Reproduce everything in the listing from its first line down to the line containing "warning-triangle-icon — [1289, 619, 1311, 641]", both ends included.

[Labeled region entries]
----------------------------------------
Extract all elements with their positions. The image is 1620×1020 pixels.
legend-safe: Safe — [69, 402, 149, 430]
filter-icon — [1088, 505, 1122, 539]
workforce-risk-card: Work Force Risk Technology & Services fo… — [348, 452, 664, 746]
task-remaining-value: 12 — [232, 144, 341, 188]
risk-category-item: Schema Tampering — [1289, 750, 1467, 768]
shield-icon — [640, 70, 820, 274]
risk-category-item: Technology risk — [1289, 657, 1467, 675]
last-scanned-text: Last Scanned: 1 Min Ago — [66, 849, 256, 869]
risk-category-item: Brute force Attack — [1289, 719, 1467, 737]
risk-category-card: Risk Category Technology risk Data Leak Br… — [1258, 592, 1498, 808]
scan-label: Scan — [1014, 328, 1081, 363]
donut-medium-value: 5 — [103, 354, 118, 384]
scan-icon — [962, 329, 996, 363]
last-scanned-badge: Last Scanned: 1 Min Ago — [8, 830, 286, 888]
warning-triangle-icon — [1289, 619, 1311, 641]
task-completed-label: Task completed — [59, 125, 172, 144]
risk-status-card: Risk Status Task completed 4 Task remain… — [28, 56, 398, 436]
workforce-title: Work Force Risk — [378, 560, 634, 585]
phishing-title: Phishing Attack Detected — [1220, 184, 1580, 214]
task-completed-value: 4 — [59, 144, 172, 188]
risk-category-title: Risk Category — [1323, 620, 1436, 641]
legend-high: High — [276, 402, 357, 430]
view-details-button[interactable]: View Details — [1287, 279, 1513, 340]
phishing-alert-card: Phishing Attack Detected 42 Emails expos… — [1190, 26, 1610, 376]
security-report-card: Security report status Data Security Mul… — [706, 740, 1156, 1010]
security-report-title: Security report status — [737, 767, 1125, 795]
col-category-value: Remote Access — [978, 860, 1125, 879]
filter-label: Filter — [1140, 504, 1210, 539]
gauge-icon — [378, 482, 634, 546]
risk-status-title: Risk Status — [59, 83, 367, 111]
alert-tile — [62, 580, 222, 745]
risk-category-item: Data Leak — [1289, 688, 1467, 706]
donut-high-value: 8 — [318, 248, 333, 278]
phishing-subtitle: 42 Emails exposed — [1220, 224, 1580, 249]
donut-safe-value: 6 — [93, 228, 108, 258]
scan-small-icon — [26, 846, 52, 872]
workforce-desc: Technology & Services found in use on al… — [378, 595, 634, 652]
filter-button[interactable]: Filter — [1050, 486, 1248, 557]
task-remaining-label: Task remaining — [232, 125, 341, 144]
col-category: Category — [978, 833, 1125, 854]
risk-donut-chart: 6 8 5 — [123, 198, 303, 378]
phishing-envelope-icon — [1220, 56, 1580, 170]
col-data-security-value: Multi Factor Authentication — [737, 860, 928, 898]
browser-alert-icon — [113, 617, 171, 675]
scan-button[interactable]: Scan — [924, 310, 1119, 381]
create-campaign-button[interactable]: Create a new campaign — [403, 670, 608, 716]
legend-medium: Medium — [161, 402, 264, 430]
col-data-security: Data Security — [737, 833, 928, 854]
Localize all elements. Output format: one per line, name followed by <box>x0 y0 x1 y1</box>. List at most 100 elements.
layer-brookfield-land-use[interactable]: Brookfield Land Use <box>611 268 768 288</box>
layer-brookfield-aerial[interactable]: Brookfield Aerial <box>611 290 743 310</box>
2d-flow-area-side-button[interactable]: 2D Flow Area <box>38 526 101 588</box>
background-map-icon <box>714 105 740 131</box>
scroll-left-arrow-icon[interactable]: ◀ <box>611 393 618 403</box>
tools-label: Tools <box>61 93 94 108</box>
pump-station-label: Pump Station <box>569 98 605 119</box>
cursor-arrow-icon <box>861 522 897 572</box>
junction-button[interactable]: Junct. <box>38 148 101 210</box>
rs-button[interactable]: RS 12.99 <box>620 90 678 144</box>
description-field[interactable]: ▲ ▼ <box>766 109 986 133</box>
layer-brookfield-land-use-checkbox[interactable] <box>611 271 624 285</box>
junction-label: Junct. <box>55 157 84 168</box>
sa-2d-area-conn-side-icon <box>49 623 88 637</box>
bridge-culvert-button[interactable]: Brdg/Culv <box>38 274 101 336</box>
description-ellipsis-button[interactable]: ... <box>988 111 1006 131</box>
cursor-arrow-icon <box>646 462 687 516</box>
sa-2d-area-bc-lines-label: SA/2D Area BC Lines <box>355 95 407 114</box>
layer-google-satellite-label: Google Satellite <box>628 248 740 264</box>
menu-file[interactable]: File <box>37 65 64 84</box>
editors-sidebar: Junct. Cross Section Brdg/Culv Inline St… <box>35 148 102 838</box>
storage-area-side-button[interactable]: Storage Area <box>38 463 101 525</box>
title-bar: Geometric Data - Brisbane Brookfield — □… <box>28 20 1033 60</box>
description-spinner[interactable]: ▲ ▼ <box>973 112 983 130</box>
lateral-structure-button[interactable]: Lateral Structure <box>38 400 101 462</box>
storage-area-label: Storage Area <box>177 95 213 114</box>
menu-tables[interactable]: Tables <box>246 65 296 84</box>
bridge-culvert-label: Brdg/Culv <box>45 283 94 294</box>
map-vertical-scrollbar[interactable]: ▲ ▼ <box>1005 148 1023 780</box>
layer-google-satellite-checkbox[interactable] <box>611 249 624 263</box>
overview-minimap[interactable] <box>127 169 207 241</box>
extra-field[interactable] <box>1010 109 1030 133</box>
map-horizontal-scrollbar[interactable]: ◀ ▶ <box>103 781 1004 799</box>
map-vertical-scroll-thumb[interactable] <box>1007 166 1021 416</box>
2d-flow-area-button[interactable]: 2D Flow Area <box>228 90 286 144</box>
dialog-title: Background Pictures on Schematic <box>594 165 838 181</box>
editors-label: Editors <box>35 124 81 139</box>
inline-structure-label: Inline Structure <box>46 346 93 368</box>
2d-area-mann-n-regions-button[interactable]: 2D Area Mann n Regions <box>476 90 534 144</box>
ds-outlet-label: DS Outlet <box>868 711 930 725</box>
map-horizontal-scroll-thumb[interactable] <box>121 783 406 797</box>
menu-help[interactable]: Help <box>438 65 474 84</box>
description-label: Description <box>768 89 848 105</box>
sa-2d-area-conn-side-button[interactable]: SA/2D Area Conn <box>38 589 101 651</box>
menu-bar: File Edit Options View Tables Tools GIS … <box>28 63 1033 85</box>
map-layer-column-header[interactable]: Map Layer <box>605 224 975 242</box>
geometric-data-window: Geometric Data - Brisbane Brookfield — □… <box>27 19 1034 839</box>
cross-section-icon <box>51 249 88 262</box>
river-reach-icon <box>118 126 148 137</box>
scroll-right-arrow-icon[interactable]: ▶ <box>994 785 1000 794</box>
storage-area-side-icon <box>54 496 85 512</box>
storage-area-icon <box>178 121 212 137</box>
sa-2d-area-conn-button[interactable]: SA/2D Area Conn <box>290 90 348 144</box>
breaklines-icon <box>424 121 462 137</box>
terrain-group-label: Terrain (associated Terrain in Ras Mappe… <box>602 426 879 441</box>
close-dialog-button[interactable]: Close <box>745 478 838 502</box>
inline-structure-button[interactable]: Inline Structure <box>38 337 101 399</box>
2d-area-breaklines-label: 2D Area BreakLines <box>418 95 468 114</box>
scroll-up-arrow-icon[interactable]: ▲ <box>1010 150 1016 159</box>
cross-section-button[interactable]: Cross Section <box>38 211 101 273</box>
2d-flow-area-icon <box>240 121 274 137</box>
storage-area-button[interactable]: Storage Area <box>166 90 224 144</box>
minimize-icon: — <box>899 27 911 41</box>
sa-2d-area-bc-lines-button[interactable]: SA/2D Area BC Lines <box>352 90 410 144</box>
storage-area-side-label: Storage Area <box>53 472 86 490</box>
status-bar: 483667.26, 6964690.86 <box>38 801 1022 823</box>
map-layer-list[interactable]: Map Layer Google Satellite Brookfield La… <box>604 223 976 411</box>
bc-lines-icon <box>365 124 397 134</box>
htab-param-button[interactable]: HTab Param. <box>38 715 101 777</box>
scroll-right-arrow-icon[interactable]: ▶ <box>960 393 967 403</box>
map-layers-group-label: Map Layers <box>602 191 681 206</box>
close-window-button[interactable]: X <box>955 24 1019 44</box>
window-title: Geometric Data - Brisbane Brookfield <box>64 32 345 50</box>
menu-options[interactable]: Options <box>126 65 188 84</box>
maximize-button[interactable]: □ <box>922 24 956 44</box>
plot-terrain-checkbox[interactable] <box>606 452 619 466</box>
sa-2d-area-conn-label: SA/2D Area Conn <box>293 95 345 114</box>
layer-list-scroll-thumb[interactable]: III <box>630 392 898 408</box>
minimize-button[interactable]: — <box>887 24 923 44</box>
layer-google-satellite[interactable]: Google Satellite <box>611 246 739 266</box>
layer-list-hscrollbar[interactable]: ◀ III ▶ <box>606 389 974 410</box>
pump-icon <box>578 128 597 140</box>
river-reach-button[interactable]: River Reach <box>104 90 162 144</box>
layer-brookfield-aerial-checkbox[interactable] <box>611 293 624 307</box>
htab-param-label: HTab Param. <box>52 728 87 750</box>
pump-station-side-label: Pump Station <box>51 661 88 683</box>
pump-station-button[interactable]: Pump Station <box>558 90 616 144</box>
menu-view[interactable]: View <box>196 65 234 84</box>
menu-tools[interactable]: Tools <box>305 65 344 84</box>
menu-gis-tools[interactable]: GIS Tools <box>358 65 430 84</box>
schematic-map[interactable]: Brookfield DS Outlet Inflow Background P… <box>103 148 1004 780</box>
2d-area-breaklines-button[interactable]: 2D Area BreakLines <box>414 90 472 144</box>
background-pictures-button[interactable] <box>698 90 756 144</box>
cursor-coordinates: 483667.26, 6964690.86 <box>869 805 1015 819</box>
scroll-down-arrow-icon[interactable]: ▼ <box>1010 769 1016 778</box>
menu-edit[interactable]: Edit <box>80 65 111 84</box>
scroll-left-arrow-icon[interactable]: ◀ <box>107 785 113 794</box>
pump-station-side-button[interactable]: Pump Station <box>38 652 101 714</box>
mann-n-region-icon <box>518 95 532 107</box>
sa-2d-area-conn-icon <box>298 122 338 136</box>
----------------------------------------
> [Exercise result]:
Extract all elements with their positions. The image is 1620×1020 pixels.
legend-safe: Safe — [69, 402, 149, 430]
filter-icon — [1088, 505, 1122, 539]
workforce-risk-card: Work Force Risk Technology & Services fo… — [348, 452, 664, 746]
task-remaining-value: 12 — [232, 144, 341, 188]
risk-category-item: Schema Tampering — [1289, 750, 1467, 768]
shield-icon — [640, 70, 820, 274]
risk-category-item: Technology risk — [1289, 657, 1467, 675]
last-scanned-text: Last Scanned: 1 Min Ago — [66, 849, 256, 869]
risk-category-item: Brute force Attack — [1289, 719, 1467, 737]
risk-category-card: Risk Category Technology risk Data Leak Br… — [1258, 592, 1498, 808]
scan-label: Scan — [1014, 328, 1081, 363]
donut-medium-value: 5 — [103, 354, 118, 384]
scan-icon — [962, 329, 996, 363]
last-scanned-badge: Last Scanned: 1 Min Ago — [8, 830, 286, 888]
warning-triangle-icon — [1289, 619, 1311, 641]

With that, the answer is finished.